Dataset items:
##########

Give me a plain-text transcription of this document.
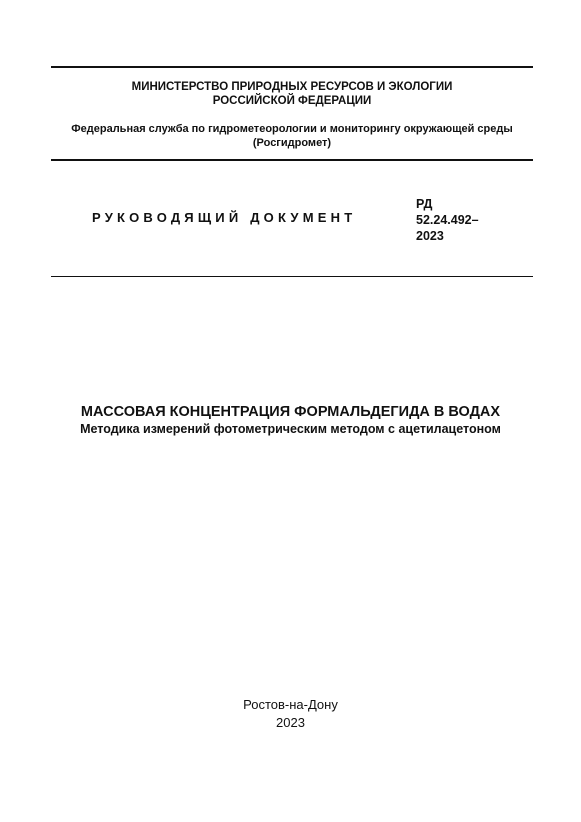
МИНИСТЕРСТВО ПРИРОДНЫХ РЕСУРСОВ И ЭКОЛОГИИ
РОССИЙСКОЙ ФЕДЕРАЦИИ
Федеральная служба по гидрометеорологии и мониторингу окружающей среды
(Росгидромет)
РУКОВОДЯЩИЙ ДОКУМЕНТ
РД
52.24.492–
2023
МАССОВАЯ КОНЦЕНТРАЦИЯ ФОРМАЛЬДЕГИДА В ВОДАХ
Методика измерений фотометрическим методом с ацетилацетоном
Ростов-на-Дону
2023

##########

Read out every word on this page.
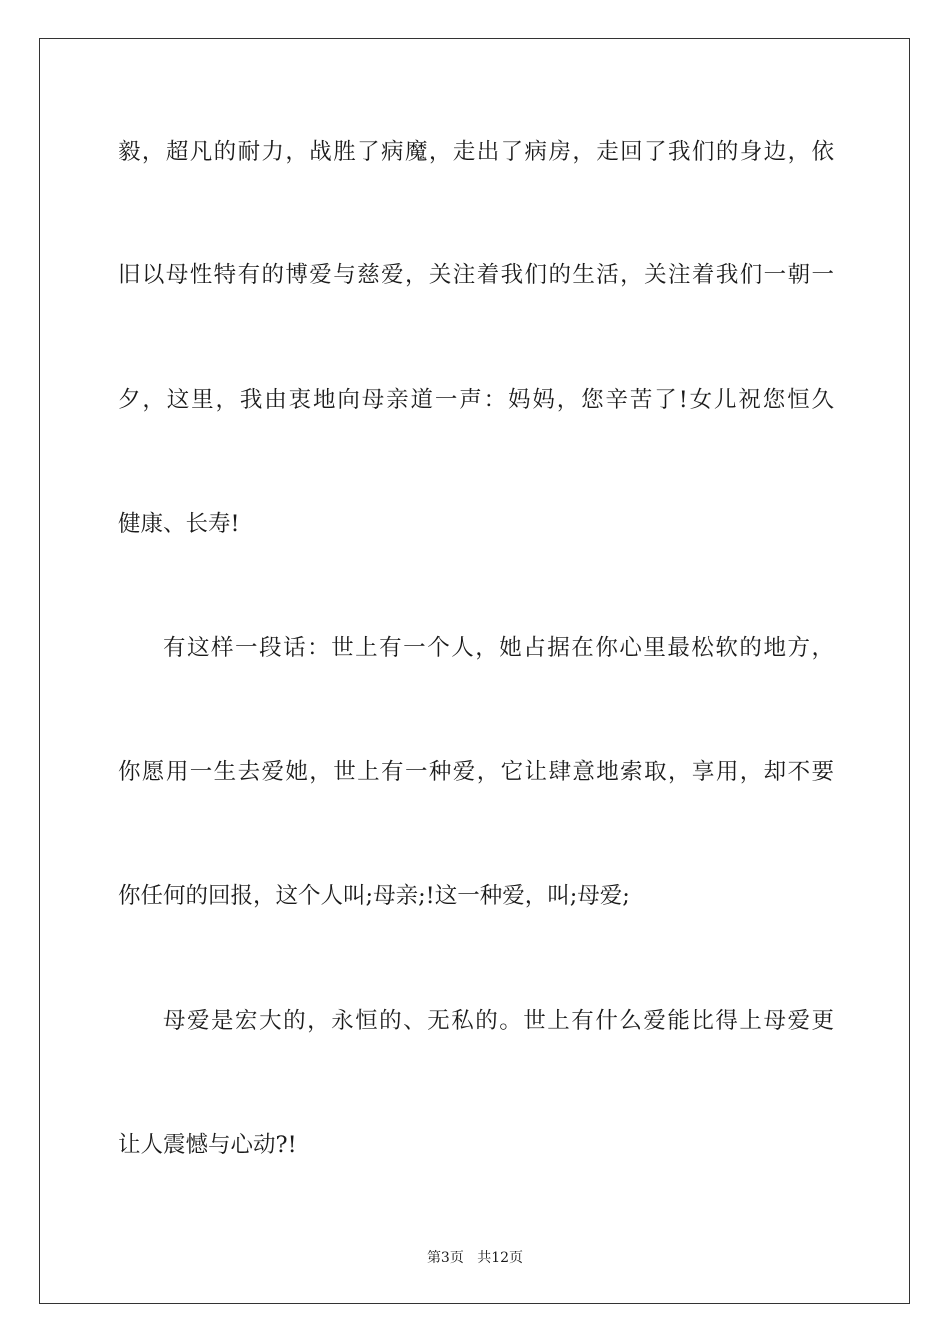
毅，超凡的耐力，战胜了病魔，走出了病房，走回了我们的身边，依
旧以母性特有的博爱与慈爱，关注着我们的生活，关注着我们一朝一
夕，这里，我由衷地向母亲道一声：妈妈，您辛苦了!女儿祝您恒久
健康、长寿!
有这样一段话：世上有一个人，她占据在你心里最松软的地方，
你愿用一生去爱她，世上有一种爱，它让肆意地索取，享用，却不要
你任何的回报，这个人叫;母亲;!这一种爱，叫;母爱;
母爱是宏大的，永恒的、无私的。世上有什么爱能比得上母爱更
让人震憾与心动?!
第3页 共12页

##########

What you have to do -
Nothing but a number is needed here: how many lines hold the string "this"?

Result below -
2